- _What is required_:
Edit the stretch from the start of the material through the line containing "stat-card-exchanges: 1,403 Total", replacing "Total Coins Tracked" with "Total Tokens Tracked" and keeping every other character unchanged. Return only that stretch.
* Start *
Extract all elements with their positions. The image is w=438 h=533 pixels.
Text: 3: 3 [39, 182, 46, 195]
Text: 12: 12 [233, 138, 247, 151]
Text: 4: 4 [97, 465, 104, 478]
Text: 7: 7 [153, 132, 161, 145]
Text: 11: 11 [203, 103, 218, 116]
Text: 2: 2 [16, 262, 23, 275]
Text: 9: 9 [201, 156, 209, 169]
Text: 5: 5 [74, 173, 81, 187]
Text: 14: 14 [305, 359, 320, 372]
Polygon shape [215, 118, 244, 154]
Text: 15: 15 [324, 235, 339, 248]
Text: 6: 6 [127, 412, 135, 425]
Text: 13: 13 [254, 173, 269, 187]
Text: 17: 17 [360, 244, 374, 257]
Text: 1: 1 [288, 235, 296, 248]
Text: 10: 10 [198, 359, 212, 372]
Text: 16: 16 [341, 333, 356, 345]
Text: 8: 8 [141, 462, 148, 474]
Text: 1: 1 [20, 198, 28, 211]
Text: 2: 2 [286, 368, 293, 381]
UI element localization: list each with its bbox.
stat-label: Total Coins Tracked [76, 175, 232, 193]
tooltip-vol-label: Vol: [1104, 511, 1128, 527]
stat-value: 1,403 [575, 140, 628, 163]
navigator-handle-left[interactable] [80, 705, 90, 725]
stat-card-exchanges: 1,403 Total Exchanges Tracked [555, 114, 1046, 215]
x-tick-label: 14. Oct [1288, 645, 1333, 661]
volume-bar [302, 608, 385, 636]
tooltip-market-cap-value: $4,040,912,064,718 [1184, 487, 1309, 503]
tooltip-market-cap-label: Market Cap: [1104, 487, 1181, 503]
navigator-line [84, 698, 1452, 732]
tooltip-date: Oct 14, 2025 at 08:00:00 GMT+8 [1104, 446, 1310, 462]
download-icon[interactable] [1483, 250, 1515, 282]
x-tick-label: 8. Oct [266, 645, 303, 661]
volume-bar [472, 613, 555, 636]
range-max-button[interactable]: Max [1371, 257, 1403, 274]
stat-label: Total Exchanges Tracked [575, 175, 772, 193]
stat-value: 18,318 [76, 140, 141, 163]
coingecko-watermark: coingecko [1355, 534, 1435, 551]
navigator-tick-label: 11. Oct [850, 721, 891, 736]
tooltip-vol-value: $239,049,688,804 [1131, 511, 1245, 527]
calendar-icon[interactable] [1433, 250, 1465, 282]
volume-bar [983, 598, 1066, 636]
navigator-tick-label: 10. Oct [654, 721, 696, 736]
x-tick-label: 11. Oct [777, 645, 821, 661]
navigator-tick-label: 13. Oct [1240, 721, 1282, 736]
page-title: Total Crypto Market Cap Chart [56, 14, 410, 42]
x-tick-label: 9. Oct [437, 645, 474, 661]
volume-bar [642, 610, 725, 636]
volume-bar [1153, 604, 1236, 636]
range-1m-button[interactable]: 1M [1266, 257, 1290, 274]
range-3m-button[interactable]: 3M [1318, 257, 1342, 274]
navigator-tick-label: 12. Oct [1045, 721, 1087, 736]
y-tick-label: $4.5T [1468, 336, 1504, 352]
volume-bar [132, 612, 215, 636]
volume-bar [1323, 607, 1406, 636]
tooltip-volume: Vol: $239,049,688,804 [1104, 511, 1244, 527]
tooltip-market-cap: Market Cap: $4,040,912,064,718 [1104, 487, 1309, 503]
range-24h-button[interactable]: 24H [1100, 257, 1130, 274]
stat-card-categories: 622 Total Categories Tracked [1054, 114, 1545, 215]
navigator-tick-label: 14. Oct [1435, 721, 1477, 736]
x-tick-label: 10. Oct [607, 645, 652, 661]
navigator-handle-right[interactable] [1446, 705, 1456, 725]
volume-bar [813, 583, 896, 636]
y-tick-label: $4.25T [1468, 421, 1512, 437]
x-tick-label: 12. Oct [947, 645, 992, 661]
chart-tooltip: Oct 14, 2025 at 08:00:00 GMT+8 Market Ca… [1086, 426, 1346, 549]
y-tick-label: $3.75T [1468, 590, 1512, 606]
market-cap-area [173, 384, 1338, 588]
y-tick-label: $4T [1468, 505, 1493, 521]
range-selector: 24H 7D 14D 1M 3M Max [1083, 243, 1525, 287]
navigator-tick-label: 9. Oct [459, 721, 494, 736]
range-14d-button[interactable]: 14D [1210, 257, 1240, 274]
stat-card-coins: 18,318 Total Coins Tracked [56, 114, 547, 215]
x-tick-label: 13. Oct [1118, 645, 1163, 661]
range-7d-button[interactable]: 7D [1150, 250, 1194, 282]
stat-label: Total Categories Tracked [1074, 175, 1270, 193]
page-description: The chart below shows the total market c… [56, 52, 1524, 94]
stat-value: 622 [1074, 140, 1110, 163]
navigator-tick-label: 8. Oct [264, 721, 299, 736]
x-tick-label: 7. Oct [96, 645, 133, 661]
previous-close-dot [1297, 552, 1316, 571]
* End *
- _Complete answer_:
Extract all elements with their positions. The image is w=438 h=533 pixels.
Text: 3: 3 [39, 182, 46, 195]
Text: 12: 12 [233, 138, 247, 151]
Text: 4: 4 [97, 465, 104, 478]
Text: 7: 7 [153, 132, 161, 145]
Text: 11: 11 [203, 103, 218, 116]
Text: 2: 2 [16, 262, 23, 275]
Text: 9: 9 [201, 156, 209, 169]
Text: 5: 5 [74, 173, 81, 187]
Text: 14: 14 [305, 359, 320, 372]
Polygon shape [215, 118, 244, 154]
Text: 15: 15 [324, 235, 339, 248]
Text: 6: 6 [127, 412, 135, 425]
Text: 13: 13 [254, 173, 269, 187]
Text: 17: 17 [360, 244, 374, 257]
Text: 1: 1 [288, 235, 296, 248]
Text: 10: 10 [198, 359, 212, 372]
Text: 16: 16 [341, 333, 356, 345]
Text: 8: 8 [141, 462, 148, 474]
Text: 1: 1 [20, 198, 28, 211]
Text: 2: 2 [286, 368, 293, 381]
UI element localization: list each with its bbox.
stat-label: Total Tokens Tracked [76, 175, 232, 193]
tooltip-vol-label: Vol: [1104, 511, 1128, 527]
stat-value: 1,403 [575, 140, 628, 163]
navigator-handle-left[interactable] [80, 705, 90, 725]
stat-card-exchanges: 1,403 Total Exchanges Tracked [555, 114, 1046, 215]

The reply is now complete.